DIRECTIVES:
1) In the passage on F-104 Starfighter operators, retype the part starting at "The List of" and ending at "lost in accidents.".
2) Based on the passage on F-104 Starfighter operators, state whether each statement agrees with it, giving yes or no and quoting the deciding words: (a) The Belgian Air Force flew the type from 1963 until 1983. (b) Canada's CF-104D trainers were built in Canada. (c) Bad weather played a part in almost half of Canada's accidental losses.
3) According to the passage on F-104 Starfighter operators, how many surviving Belgian aircraft were sent to Turkey?

QUOTED PASSAGE:
The List of Lockheed F-104 Starfighter operators lists the countries and their air force units that operated the Lockheed F-104 Starfighter.

Military operators

Belgium
Belgium operated F-104G and TF-104Gs. They served with four squadrons: 23 and 31 (fighter-bombers), 349 and 350 (interceptors), and finally an OCU unit. In total 101 SABCA-built F-104Gs and 12 TF-104G built by Lockheed were purchased (one F-104G crashed before delivery). The Belgian Air Force operated the type from 14 February 1963 to 19 September 1983; some survivors were sent to Taiwan (23 aircraft) and Turkey (18 aircraft). Thirty-eight F-104G and three TF-104Gs were lost in accidents.
Belgian Air Force
1 Wing, BAF based at Beauvechain
349th Squadron
350th Squadron
10 Wing, BAF based at Kleine Brogel
23rd Squadron
31st Squadron

Canada

The RCAF, and later the unified Canadian Forces, operated 200 Canadian-built CF-104s and 38 dual-control trainer CF-104Ds (built by Lockheed) between 1962 and 1986. CF-104s were equipped with additional electronic equipment, with a Radar warning receiver function, in the tail and under the nose. Losses were high, with around 110 crashes in Europe. Its heavy usage, mainly at low-level for bombing and reconnaissance missions was a major factor, while bad weather conditions contributed to almost 50% of the accidental losses. The airframes had an average of 6,000 flying hours when phased-out; triple that of Germany's F-104s. Surplus CF-104s and CF-104Ds were later transferred to Denmark, Norway, and Turkey.

MATERIAL PROVIDED:
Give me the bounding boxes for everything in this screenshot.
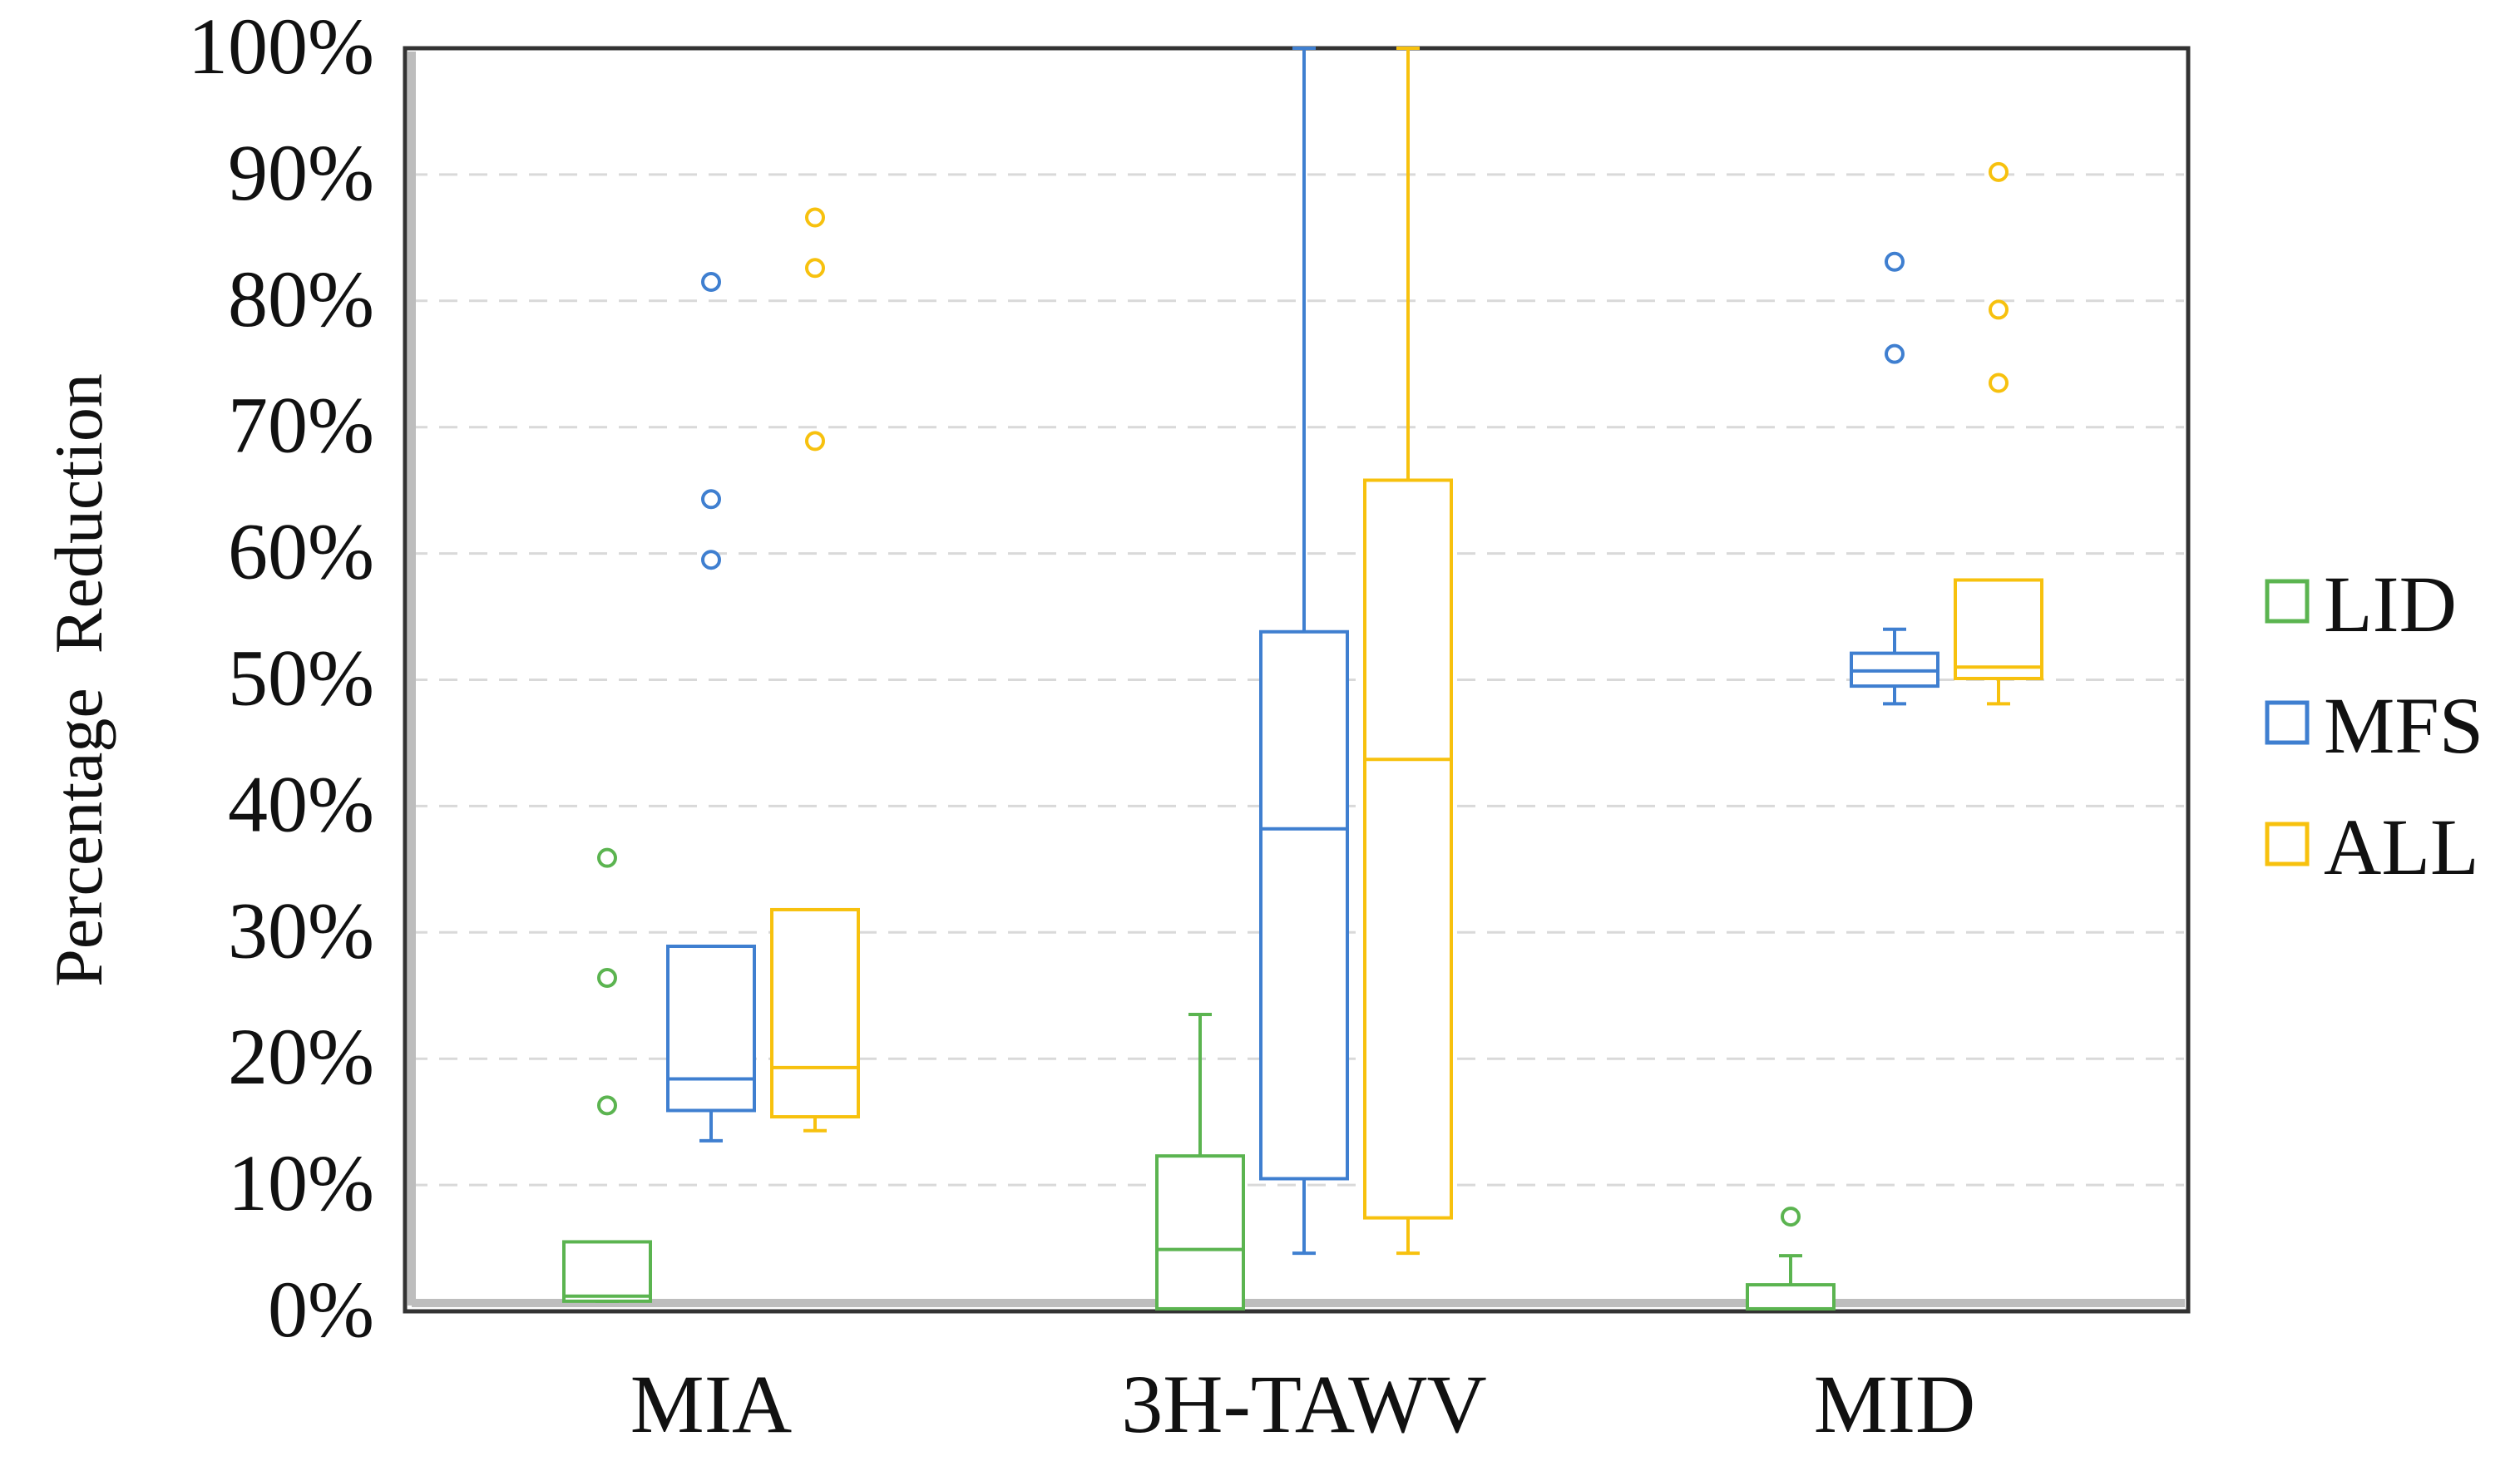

RESULTS:
1)
The List of Lockheed F-104 Starfighter operators lists the countries and their air force units that operated the Lockheed F-104 Starfighter.

Military operators

Belgium
Belgium operated F-104G and TF-104Gs. They served with four squadrons: 23 and 31 (fighter-bombers), 349 and 350 (interceptors), and finally an OCU unit. In total 101 SABCA-built F-104Gs and 12 TF-104G built by Lockheed were purchased (one F-104G crashed before delivery). The Belgian Air Force operated the type from 14 February 1963 to 19 September 1983; some survivors were sent to Taiwan (23 aircraft) and Turkey (18 aircraft). Thirty-eight F-104G and three TF-104Gs were lost in accidents.

2)
(a) Yes: "The Belgian Air Force operated the type from 14 February 1963 to 19 September 1983"
(b) No: "38 dual-control trainer CF-104Ds (built by Lockheed)"
(c) Yes: "bad weather conditions contributed to almost 50% of the accidental losses"

3) 18 aircraft.